• [TESTO FORNITO]:
☆ ☆ ☆

Ho sviluppato molta attenzione, quando partecipo ad un Seminar di qualche altro Insegnante, se questi chiama SOLO le persone che conosce bene o se pratica e insegna anche toccando persone mai viste in precedenza.

Quelli che fanno cose fighissime a patto di realizzarle SOLO con chi già conoscono a menadito potranno essere ottimi didatti, ma tendono a perdere un po' lo spirito di adattamento tipico del Budo; se invece il Sensei utilizza il suo otomo nella spiegazione generale, ma poi è in grado di fare sentire ad ogni singolo partecipante cosa intendeva, andando a lavorare nelle varie coppie... beh, questo mi rimanda una sua maturità tutta differente rispetto all'insegnamento!

Il paradosso è quindi il seguente: quando fra il Sensei ed il suo uke esiste una grande affinità empatica sarà molto più semplice per la loro coppia manifestare armonia, e questo è uno degli elementi che come allievo è più semplice leggere e poi provare a ripetere nella coppia nella quale ci troveremo a lavorare.

Quando il Sensei non conosce nulla del suo uke (e viceversa) sarà molto più VERO l'Aiki che entrambi riusciranno CREARE, senza scimmiottare schemi che hanno già ben imparato a memoria entrambi; qui il livello si alza di parecchio, poiché il conflitto torna ad essere concreto e la capacità di adattamento necessita di essere fulminea (da parte di entrambi); facilmente ciò che emergerà sarà meno prevedibile e forse tecnicamente anche più "sporco", ma più autentico di sicuro.

È un po' lo step nel quale si passa dalla forma alla sostanza, ma è raro imbattercisi... perché la maggioranza degli Aikidoka (e dei Sensei) sono ancora tutti occupati a costruire le loro forme tecniche: studiano l'alfabeto, più che provare ad esprimersi tramite ad esso.

Un altro paio di punti finali...

☆ ☆ ☆

• [DATI REGISTRATI]:
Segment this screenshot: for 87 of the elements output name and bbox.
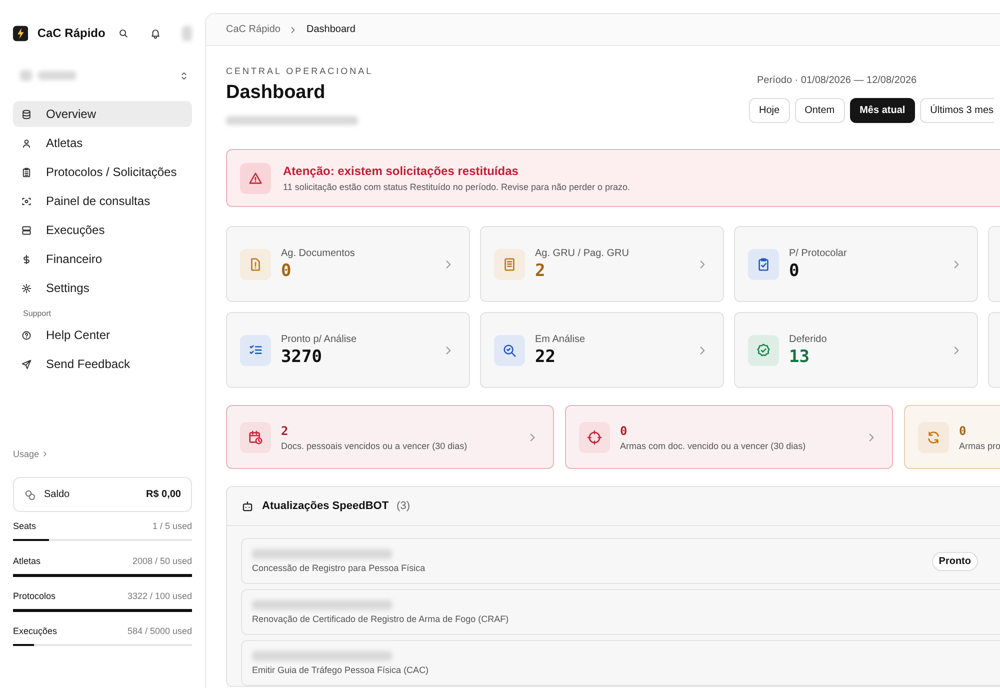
blurred-org-name[interactable] [38,71,76,80]
stat-label: Ag. GRU / Pag. GRU [535,248,630,258]
expiry-label: Armas pro [959,440,1000,450]
user-icon [21,138,32,148]
stat-card[interactable]: Deferido 13 [734,312,978,388]
update-row[interactable]: Concessão de Registro para Pessoa Física Pronto [241,538,1000,584]
meter-label: Atletas [13,555,41,567]
app-name: CaC Rápido [37,26,106,40]
meter-label: Seats [13,520,36,532]
page-title: Dashboard [226,82,326,104]
meter-reading: 3322 / 100 used [127,590,192,602]
stat-value: 0 [789,260,800,280]
stat-value: 3270 [281,346,323,366]
database-icon [21,108,32,120]
coins-icon [24,488,36,500]
stat-card[interactable]: Ag. Documentos 0 [226,226,470,302]
stat-card[interactable]: P/ Protocolar 0 [734,226,978,302]
search-icon [118,28,130,38]
service-name: Emitir Guia de Tráfego Pessoa Física (CAC) [252,665,430,675]
bell-icon [150,28,162,38]
expiry-card[interactable]: 0 Armas com doc. vencido ou a vencer (30 dias) [565,405,893,469]
page-eyebrow: CENTRAL OPERACIONAL [226,66,374,76]
alert-message: 11 solicitação estão com status Restituído no período. Revise para não perder o prazo. [283,182,630,192]
range-button[interactable]: Últimos 3 mes [920,98,994,123]
expiry-count: 0 [959,424,968,438]
panel-count: (3) [396,500,410,512]
dollar-icon [21,254,32,264]
period-label: Período · 01/08/2026 — 12/08/2026 [757,75,918,86]
stat-label: Em Análise [535,334,586,344]
alert-title: Atenção: existem solicitações restituídas [283,164,520,178]
gear-icon [21,282,32,294]
clipboard-icon [21,166,32,178]
nav-item[interactable]: Send Feedback [13,351,192,377]
stat-label: P/ Protocolar [789,248,848,258]
scan-icon [21,196,32,206]
nav-item[interactable]: Financeiro [13,246,192,272]
stat-value: 22 [535,346,556,366]
service-name: Renovação de Certificado de Registro de Arma de Fogo (CRAF) [252,614,510,624]
range-button[interactable]: Hoje [749,98,790,123]
balance-value: R$ 0,00 [146,489,181,500]
blurred-avatar[interactable] [182,26,192,40]
update-row[interactable]: Emitir Guia de Tráfego Pessoa Física (CAC) [241,640,1000,686]
expiry-card[interactable]: 0 Armas pro [904,405,1000,469]
stat-value: 0 [281,260,292,280]
stat-card[interactable]: Pronto p/ Análise 3270 [226,312,470,388]
blurred-org-icon [20,70,32,81]
stat-label: Ag. Documentos [281,248,356,258]
status-badge: Pronto [932,552,978,570]
nav-item[interactable]: Execuções [13,217,192,243]
meter-label: Protocolos [13,590,56,602]
nav-item[interactable]: Help Center [13,322,192,348]
meter-reading: 1 / 5 used [152,520,192,532]
warning-icon [248,170,263,186]
panel-title: Atualizações SpeedBOT [262,500,389,512]
stat-label: Pronto p/ Análise [281,334,358,344]
balance-label: Saldo [44,489,70,500]
stat-card[interactable]: Ag. GRU / Pag. GRU 2 [480,226,724,302]
expiry-label: Armas com doc. vencido ou a vencer (30 dias) [620,440,807,450]
server-icon [21,224,32,236]
range-button[interactable]: Ontem [794,98,845,123]
meter-reading: 584 / 5000 used [127,625,192,637]
expiry-label: Docs. pessoais vencidos ou a vencer (30 dias) [281,440,468,450]
stat-value: 2 [535,260,546,280]
range-button[interactable]: Mês atual [850,98,916,123]
help-icon [21,330,32,340]
nav-item[interactable]: Atletas [13,130,192,156]
expiry-count: 0 [620,424,628,438]
section-label: Support [23,309,52,318]
nav-item[interactable]: Overview [13,101,192,127]
expiry-card[interactable]: 2 Docs. pessoais vencidos ou a vencer (30 dias) [226,405,554,469]
nav-item[interactable]: Settings [13,275,192,301]
chevrons-updown-icon [179,70,189,80]
send-icon [21,358,32,370]
service-name: Concessão de Registro para Pessoa Física [252,563,426,573]
meter-reading: 2008 / 50 used [132,555,192,567]
update-row[interactable]: Renovação de Certificado de Registro de Arma de Fogo (CRAF) [241,589,1000,635]
breadcrumb-item: Dashboard [306,24,356,35]
stat-value: 13 [789,346,810,366]
usage-link[interactable]: Usage [13,449,40,459]
breadcrumb-item[interactable]: CaC Rápido [226,24,280,35]
nav-item[interactable]: Protocolos / Solicitações [13,159,192,185]
meter-label: Execuções [13,625,58,637]
expiry-count: 2 [281,424,290,438]
nav-item[interactable]: Painel de consultas [13,188,192,214]
stat-card[interactable]: Em Análise 22 [480,312,724,388]
robot-icon [241,500,254,512]
stat-label: Deferido [789,334,828,344]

☆ ☆ ☆

• [CONSEGNA 1]: Secondo il testo fornito, perché è raro imbattersi nel passaggio "dalla forma alla sostanza"? Spiegalo in una-tre frasi.
• [CONSEGNA 2]: Scrivi il seguito del testo fornito sull'insegnamento dell'Aikido, per favore, partendo dopo la frase "Un altro paio di punti finali...".
L'elenco non serve per svolgere l'esercizio.

• [ESITO ESERCIZIO 1]: È raro perché la maggioranza degli Aikidoka, e anche dei Sensei, è ancora occupata a costruire le proprie forme tecniche. In altre parole, studiano l'alfabeto più che provare a esprimersi tramite esso.

• [ESITO ESERCIZIO 2]:
Esiste una componente della quale stare molto attenti, mentre ricopriamo il ruolo di uke del Sensei, ovvero quello del "rispetto/timore reverenziale" per la persona che abbiamo dinanzi.

Gli uke del Fondatore - quando questi aveva 85 anni - lo attaccavano ancora al massimo della loro intensità possibile, o si rendevano conto di avere di fronte una persona anziana, con le conseguenti limitazioni di movimento che essa può presentare?

Io non c'ero, ma chi gli ha fatto da uke a qual tempo ci ha rimandato come avessero anche molta CURA di lui, nel senso che non lo esponevano a rischi gravi della sua incolumità: questo è umanamente comprensibile. O' Sensei, di contro, si arrabbiava molto sia quando non veniva attaccato con spirito sincero, sia quando - a suo dire - veniva attaccato con una potenza e velocità maggiori delle capacità di ricevere indietro la propria energia.

In parole povere, non voleva essere né compatito, né era d'accordo di dover franare il suo ki per non ferire quelli che guidavano più veloce di quanto riuscissero a fare le curve!

Io ho sviluppato tardi, diciamo, il "rispetto reverenziale" per chi era in un dato momento il mio Sensei... fra me pensavo: "Se sei tu che devi insegnarmi qualcosa, sei tu che hai l'onere di cavartela dai problemi che ti creo!".

Un pensiero marzialmente forse valido, ma che non tiene conto di alcuni fattori che ora che ho più di 50 anni capisco bene pure io; ad esempio, ricordo una volta di essere stato chiamato dal Maestro De Compadri durante uno Stage Nazionale FIJLKAM ad Ostia per fargli da uke su una tecnica di jo dori.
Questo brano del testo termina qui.